THE REQUEST - In full and without alteration, repeat the material.

AVAILABLE DATA -
------------------------------
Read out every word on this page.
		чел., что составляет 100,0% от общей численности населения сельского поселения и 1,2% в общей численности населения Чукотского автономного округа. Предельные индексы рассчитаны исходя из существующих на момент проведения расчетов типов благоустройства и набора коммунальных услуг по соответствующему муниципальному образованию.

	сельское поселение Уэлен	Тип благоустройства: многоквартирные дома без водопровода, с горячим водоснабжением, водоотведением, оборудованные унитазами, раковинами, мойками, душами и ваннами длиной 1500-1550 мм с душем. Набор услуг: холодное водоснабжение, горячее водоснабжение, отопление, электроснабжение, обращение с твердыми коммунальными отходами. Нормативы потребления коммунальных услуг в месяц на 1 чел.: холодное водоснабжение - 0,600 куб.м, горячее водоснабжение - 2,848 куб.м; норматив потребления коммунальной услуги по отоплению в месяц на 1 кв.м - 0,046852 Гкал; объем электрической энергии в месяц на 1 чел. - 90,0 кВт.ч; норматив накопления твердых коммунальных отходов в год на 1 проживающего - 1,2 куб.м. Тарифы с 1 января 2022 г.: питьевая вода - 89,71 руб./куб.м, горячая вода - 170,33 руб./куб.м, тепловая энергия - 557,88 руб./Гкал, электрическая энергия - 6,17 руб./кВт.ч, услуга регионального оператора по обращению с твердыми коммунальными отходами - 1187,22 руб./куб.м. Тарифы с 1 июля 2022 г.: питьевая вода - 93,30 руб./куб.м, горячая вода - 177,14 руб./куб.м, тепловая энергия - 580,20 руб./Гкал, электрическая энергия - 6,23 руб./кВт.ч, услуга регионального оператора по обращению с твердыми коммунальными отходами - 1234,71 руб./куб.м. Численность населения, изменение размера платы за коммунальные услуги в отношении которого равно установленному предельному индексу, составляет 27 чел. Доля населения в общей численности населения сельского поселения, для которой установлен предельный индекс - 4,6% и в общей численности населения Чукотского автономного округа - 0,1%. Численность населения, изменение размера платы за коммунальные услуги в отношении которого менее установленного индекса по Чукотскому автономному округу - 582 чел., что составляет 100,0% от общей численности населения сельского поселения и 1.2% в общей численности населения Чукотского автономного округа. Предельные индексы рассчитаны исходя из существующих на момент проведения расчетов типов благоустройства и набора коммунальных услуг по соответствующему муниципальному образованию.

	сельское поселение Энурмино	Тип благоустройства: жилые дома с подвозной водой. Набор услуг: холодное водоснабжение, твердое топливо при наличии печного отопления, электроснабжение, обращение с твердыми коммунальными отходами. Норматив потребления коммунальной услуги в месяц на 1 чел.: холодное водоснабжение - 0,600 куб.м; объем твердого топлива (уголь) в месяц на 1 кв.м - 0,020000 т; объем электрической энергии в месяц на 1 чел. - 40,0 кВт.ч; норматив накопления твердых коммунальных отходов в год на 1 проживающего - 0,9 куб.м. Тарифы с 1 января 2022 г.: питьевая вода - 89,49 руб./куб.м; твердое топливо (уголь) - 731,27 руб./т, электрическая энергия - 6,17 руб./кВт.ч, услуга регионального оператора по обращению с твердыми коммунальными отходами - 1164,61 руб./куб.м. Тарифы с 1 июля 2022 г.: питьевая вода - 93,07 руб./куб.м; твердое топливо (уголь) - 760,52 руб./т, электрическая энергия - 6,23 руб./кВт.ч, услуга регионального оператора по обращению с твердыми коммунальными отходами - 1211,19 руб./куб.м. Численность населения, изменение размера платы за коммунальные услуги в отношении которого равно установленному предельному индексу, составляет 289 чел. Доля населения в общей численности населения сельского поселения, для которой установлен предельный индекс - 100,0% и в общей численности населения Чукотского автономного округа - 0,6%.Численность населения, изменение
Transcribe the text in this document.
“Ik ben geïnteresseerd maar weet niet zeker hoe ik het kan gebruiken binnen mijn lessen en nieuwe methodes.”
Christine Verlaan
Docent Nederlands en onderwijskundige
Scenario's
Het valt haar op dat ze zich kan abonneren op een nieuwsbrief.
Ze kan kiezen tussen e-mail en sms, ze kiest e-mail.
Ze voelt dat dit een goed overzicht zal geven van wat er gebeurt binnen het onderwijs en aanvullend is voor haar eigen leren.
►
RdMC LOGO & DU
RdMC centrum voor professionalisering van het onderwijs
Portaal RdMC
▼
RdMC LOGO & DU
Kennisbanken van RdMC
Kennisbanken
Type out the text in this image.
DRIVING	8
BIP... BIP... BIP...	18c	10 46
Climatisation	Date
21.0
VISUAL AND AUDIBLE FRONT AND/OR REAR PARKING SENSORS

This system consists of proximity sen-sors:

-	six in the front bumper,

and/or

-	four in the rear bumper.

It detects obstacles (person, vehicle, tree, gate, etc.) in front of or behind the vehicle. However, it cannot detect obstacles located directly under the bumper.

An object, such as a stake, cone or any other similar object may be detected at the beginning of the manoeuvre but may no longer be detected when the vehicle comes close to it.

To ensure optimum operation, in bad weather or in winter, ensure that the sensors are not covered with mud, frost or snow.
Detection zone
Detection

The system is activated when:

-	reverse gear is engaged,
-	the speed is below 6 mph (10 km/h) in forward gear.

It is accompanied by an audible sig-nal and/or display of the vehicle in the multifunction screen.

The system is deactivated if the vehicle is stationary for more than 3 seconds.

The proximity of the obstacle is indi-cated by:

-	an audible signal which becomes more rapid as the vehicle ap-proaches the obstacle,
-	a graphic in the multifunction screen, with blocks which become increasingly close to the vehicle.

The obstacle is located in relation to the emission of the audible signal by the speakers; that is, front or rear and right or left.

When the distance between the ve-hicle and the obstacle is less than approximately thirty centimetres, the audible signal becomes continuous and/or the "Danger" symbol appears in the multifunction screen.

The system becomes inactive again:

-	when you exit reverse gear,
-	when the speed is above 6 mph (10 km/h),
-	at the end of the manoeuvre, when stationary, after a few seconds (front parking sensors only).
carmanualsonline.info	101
------------------------------
EXERCISE RESULT -
Read out every word on this page.
		чел., что составляет 100,0% от общей численности населения сельского поселения и 1,2% в общей численности населения Чукотского автономного округа. Предельные индексы рассчитаны исходя из существующих на момент проведения расчетов типов благоустройства и набора коммунальных услуг по соответствующему муниципальному образованию.

	сельское поселение Уэлен	Тип благоустройства: многоквартирные дома без водопровода, с горячим водоснабжением, водоотведением, оборудованные унитазами, раковинами, мойками, душами и ваннами длиной 1500-1550 мм с душем. Набор услуг: холодное водоснабжение, горячее водоснабжение, отопление, электроснабжение, обращение с твердыми коммунальными отходами. Нормативы потребления коммунальных услуг в месяц на 1 чел.: холодное водоснабжение - 0,600 куб.м, горячее водоснабжение - 2,848 куб.м; норматив потребления коммунальной услуги по отоплению в месяц на 1 кв.м - 0,046852 Гкал; объем электрической энергии в месяц на 1 чел. - 90,0 кВт.ч; норматив накопления твердых коммунальных отходов в год на 1 проживающего - 1,2 куб.м. Тарифы с 1 января 2022 г.: питьевая вода - 89,71 руб./куб.м, горячая вода - 170,33 руб./куб.м, тепловая энергия - 557,88 руб./Гкал, электрическая энергия - 6,17 руб./кВт.ч, услуга регионального оператора по обращению с твердыми коммунальными отходами - 1187,22 руб./куб.м. Тарифы с 1 июля 2022 г.: питьевая вода - 93,30 руб./куб.м, горячая вода - 177,14 руб./куб.м, тепловая энергия - 580,20 руб./Гкал, электрическая энергия - 6,23 руб./кВт.ч, услуга регионального оператора по обращению с твердыми коммунальными отходами - 1234,71 руб./куб.м. Численность населения, изменение размера платы за коммунальные услуги в отношении которого равно установленному предельному индексу, составляет 27 чел. Доля населения в общей численности населения сельского поселения, для которой установлен предельный индекс - 4,6% и в общей численности населения Чукотского автономного округа - 0,1%. Численность населения, изменение размера платы за коммунальные услуги в отношении которого менее установленного индекса по Чукотскому автономному округу - 582 чел., что составляет 100,0% от общей численности населения сельского поселения и 1.2% в общей численности населения Чукотского автономного округа. Предельные индексы рассчитаны исходя из существующих на момент проведения расчетов типов благоустройства и набора коммунальных услуг по соответствующему муниципальному образованию.

	сельское поселение Энурмино	Тип благоустройства: жилые дома с подвозной водой. Набор услуг: холодное водоснабжение, твердое топливо при наличии печного отопления, электроснабжение, обращение с твердыми коммунальными отходами. Норматив потребления коммунальной услуги в месяц на 1 чел.: холодное водоснабжение - 0,600 куб.м; объем твердого топлива (уголь) в месяц на 1 кв.м - 0,020000 т; объем электрической энергии в месяц на 1 чел. - 40,0 кВт.ч; норматив накопления твердых коммунальных отходов в год на 1 проживающего - 0,9 куб.м. Тарифы с 1 января 2022 г.: питьевая вода - 89,49 руб./куб.м; твердое топливо (уголь) - 731,27 руб./т, электрическая энергия - 6,17 руб./кВт.ч, услуга регионального оператора по обращению с твердыми коммунальными отходами - 1164,61 руб./куб.м. Тарифы с 1 июля 2022 г.: питьевая вода - 93,07 руб./куб.м; твердое топливо (уголь) - 760,52 руб./т, электрическая энергия - 6,23 руб./кВт.ч, услуга регионального оператора по обращению с твердыми коммунальными отходами - 1211,19 руб./куб.м. Численность населения, изменение размера платы за коммунальные услуги в отношении которого равно установленному предельному индексу, составляет 289 чел. Доля населения в общей численности населения сельского поселения, для которой установлен предельный индекс - 100,0% и в общей численности населения Чукотского автономного округа - 0,6%.Численность населения, изменение
Transcribe the text in this document.
“Ik ben geïnteresseerd maar weet niet zeker hoe ik het kan gebruiken binnen mijn lessen en nieuwe methodes.”
Christine Verlaan
Docent Nederlands en onderwijskundige
Scenario's
Het valt haar op dat ze zich kan abonneren op een nieuwsbrief.
Ze kan kiezen tussen e-mail en sms, ze kiest e-mail.
Ze voelt dat dit een goed overzicht zal geven van wat er gebeurt binnen het onderwijs en aanvullend is voor haar eigen leren.
►
RdMC LOGO & DU
RdMC centrum voor professionalisering van het onderwijs
Portaal RdMC
▼
RdMC LOGO & DU
Kennisbanken van RdMC
Kennisbanken
Type out the text in this image.
DRIVING	8
BIP... BIP... BIP...	18c	10 46
Climatisation	Date
21.0
VISUAL AND AUDIBLE FRONT AND/OR REAR PARKING SENSORS

This system consists of proximity sen-sors:

-	six in the front bumper,

and/or

-	four in the rear bumper.

It detects obstacles (person, vehicle, tree, gate, etc.) in front of or behind the vehicle. However, it cannot detect obstacles located directly under the bumper.

An object, such as a stake, cone or any other similar object may be detected at the beginning of the manoeuvre but may no longer be detected when the vehicle comes close to it.

To ensure optimum operation, in bad weather or in winter, ensure that the sensors are not covered with mud, frost or snow.
Detection zone
Detection

The system is activated when:

-	reverse gear is engaged,
-	the speed is below 6 mph (10 km/h) in forward gear.

It is accompanied by an audible sig-nal and/or display of the vehicle in the multifunction screen.

The system is deactivated if the vehicle is stationary for more than 3 seconds.

The proximity of the obstacle is indi-cated by:

-	an audible signal which becomes more rapid as the vehicle ap-proaches the obstacle,
-	a graphic in the multifunction screen, with blocks which become increasingly close to the vehicle.

The obstacle is located in relation to the emission of the audible signal by the speakers; that is, front or rear and right or left.

When the distance between the ve-hicle and the obstacle is less than approximately thirty centimetres, the audible signal becomes continuous and/or the "Danger" symbol appears in the multifunction screen.

The system becomes inactive again:

-	when you exit reverse gear,
-	when the speed is above 6 mph (10 km/h),
-	at the end of the manoeuvre, when stationary, after a few seconds (front parking sensors only).
carmanualsonline.info	101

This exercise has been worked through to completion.